Exercise: Repeat the items without any change, from the first line through the line that contains "alert-body: xss: [504, 313, 801, 421]".

===== Available data =====

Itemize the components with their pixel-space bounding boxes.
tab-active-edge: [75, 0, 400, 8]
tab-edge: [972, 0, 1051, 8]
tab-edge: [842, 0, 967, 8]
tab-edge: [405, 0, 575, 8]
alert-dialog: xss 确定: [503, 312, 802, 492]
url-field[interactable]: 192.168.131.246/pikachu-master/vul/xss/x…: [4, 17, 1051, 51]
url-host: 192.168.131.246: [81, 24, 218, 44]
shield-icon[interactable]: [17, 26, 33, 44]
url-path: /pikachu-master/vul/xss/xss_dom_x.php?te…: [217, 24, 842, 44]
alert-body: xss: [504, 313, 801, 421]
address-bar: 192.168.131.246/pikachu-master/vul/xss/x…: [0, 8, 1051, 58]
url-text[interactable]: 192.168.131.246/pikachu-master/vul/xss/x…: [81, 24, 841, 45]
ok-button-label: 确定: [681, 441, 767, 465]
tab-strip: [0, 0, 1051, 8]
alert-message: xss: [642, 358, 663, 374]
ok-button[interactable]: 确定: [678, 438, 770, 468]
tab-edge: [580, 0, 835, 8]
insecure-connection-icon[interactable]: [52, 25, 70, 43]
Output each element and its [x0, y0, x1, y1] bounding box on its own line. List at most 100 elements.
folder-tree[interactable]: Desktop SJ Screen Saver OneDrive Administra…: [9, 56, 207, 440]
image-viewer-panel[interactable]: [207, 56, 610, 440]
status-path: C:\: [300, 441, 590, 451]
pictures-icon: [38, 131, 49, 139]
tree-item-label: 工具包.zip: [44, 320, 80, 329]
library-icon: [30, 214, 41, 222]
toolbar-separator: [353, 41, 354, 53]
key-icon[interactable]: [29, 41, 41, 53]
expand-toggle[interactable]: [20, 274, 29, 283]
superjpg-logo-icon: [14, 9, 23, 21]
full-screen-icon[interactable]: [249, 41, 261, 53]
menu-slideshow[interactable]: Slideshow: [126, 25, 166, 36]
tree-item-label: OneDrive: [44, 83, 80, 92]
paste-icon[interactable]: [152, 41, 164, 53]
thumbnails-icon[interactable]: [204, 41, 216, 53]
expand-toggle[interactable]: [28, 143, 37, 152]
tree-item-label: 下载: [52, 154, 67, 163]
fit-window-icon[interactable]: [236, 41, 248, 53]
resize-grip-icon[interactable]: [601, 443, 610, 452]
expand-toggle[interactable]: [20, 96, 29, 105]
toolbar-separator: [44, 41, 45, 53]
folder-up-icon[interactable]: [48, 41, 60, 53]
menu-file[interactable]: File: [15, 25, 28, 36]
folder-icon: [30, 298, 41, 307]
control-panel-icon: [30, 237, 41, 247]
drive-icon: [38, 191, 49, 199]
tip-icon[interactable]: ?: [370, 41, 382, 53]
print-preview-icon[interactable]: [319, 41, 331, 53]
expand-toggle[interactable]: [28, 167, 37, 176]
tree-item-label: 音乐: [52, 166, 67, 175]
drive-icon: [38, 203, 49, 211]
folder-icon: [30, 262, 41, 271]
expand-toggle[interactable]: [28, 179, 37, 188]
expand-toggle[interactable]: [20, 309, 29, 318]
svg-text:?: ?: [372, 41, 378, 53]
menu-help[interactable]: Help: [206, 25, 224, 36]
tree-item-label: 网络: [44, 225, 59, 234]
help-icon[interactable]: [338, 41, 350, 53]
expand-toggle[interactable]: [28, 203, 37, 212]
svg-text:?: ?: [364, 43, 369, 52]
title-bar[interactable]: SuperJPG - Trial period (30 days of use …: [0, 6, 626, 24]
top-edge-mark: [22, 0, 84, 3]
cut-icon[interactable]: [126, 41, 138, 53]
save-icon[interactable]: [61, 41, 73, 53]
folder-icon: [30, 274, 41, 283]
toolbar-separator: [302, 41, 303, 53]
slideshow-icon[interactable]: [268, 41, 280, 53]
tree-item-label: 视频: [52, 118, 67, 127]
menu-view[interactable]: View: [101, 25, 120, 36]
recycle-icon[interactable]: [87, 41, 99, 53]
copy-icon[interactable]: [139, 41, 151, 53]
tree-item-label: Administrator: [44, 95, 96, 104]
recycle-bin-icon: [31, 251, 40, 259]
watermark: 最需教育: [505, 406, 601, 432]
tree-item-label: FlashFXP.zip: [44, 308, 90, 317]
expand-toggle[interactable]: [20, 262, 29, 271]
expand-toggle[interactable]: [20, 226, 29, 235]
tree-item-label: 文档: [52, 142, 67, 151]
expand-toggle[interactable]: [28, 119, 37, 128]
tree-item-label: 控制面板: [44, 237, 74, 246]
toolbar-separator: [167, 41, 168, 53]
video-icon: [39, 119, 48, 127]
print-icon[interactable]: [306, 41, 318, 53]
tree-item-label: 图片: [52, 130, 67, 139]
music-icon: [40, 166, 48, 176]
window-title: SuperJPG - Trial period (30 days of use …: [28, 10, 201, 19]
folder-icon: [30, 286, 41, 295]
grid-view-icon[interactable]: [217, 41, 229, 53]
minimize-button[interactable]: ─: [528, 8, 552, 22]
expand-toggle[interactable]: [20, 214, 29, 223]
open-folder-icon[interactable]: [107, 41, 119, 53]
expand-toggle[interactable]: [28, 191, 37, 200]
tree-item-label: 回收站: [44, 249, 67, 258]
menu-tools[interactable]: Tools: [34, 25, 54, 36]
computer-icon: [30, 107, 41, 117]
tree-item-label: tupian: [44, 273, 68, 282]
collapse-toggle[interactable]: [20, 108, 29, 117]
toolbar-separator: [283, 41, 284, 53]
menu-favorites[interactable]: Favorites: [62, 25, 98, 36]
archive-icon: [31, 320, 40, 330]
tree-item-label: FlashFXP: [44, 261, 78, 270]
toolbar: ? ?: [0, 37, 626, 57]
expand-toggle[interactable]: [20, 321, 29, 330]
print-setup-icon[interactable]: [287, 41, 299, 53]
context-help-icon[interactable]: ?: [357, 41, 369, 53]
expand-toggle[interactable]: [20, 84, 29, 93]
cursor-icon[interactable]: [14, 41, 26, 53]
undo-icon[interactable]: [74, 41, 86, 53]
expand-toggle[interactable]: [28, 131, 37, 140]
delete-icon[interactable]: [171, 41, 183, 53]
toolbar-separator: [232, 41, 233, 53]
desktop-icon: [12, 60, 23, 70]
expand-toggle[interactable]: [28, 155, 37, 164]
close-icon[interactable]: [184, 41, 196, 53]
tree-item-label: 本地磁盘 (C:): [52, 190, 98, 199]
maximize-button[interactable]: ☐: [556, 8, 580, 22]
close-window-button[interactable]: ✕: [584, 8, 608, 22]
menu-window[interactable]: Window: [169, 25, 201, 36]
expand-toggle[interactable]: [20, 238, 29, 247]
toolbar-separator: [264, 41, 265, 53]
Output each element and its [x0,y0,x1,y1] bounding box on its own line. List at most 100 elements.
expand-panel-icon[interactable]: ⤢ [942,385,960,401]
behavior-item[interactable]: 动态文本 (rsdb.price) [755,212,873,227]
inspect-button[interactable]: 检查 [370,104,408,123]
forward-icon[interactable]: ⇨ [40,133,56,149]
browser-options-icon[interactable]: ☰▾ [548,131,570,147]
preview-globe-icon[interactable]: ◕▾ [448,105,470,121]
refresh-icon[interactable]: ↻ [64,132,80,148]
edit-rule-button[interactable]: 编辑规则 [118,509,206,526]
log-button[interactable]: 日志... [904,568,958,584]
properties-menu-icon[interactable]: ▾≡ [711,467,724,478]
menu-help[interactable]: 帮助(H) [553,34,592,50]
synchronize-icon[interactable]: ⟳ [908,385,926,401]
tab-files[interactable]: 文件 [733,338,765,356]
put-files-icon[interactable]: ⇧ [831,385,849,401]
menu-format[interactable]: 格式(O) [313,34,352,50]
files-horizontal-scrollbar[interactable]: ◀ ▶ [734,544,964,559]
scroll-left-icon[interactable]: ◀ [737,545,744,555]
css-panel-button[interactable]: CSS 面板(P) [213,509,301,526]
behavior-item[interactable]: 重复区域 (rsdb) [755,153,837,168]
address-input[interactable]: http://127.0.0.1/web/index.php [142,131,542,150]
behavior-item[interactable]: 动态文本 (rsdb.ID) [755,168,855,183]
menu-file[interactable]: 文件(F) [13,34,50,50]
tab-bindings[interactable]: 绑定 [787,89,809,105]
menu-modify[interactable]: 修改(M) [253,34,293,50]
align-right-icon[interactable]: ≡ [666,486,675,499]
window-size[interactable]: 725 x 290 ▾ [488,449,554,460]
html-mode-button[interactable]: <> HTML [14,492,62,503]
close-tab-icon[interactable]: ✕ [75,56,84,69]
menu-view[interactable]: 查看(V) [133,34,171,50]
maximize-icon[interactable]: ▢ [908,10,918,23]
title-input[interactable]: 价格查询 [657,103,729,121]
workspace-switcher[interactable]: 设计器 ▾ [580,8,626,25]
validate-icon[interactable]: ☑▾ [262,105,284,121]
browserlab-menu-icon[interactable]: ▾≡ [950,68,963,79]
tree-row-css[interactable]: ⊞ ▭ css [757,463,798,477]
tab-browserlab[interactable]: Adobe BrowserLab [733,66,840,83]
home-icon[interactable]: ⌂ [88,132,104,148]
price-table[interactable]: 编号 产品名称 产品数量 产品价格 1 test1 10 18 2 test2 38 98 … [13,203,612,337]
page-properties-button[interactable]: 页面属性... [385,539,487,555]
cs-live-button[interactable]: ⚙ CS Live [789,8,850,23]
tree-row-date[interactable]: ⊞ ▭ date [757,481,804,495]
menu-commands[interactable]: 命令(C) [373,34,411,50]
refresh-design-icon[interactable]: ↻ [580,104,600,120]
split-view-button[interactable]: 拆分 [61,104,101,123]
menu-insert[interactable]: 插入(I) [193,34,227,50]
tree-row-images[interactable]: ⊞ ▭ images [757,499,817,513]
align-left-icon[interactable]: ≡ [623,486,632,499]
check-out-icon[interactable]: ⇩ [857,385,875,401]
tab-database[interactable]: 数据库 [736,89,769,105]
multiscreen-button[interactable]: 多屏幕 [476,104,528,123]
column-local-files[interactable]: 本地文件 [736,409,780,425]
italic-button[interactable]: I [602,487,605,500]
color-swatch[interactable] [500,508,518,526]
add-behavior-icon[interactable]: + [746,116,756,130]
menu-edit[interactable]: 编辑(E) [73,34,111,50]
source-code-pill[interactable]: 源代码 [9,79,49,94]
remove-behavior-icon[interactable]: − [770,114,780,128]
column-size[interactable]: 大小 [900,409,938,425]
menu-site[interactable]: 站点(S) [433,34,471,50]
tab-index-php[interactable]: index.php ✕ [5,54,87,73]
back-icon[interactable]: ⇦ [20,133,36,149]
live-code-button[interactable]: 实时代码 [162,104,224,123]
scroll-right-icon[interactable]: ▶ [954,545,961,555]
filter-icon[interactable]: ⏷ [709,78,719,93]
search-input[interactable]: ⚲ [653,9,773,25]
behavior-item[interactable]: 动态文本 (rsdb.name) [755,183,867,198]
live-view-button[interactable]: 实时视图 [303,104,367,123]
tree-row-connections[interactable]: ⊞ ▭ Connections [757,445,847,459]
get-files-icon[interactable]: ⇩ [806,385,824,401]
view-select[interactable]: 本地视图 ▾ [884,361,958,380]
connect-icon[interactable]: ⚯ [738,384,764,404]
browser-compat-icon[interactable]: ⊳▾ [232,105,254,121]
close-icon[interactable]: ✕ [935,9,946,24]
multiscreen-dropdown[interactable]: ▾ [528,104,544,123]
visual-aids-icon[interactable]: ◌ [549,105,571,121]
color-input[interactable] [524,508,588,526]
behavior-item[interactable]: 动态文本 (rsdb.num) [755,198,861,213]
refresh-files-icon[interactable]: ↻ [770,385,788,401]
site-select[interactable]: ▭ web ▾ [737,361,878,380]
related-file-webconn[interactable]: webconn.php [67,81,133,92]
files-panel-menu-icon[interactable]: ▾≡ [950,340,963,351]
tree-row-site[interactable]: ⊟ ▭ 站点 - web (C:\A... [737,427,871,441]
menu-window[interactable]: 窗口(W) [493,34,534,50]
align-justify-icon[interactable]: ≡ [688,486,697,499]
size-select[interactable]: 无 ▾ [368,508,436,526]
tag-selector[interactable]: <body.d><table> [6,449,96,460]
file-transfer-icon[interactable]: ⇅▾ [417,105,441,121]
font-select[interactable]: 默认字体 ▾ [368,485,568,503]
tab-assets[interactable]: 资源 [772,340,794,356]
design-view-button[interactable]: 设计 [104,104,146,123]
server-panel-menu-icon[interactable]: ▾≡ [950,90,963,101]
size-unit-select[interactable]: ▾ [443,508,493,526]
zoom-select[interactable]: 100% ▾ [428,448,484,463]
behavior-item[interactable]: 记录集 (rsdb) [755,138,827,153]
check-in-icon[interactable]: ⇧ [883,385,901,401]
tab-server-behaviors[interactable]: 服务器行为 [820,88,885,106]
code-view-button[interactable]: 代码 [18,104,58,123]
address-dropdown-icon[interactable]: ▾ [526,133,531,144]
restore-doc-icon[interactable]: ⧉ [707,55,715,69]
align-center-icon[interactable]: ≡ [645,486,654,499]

=====

Result for this exercise:
Itemize the components with their pixel-space bounding boxes.
tab-active-edge: [75, 0, 400, 8]
tab-edge: [972, 0, 1051, 8]
tab-edge: [842, 0, 967, 8]
tab-edge: [405, 0, 575, 8]
alert-dialog: xss 确定: [503, 312, 802, 492]
url-field[interactable]: 192.168.131.246/pikachu-master/vul/xss/x…: [4, 17, 1051, 51]
url-host: 192.168.131.246: [81, 24, 218, 44]
shield-icon[interactable]: [17, 26, 33, 44]
url-path: /pikachu-master/vul/xss/xss_dom_x.php?te…: [217, 24, 842, 44]
alert-body: xss: [504, 313, 801, 421]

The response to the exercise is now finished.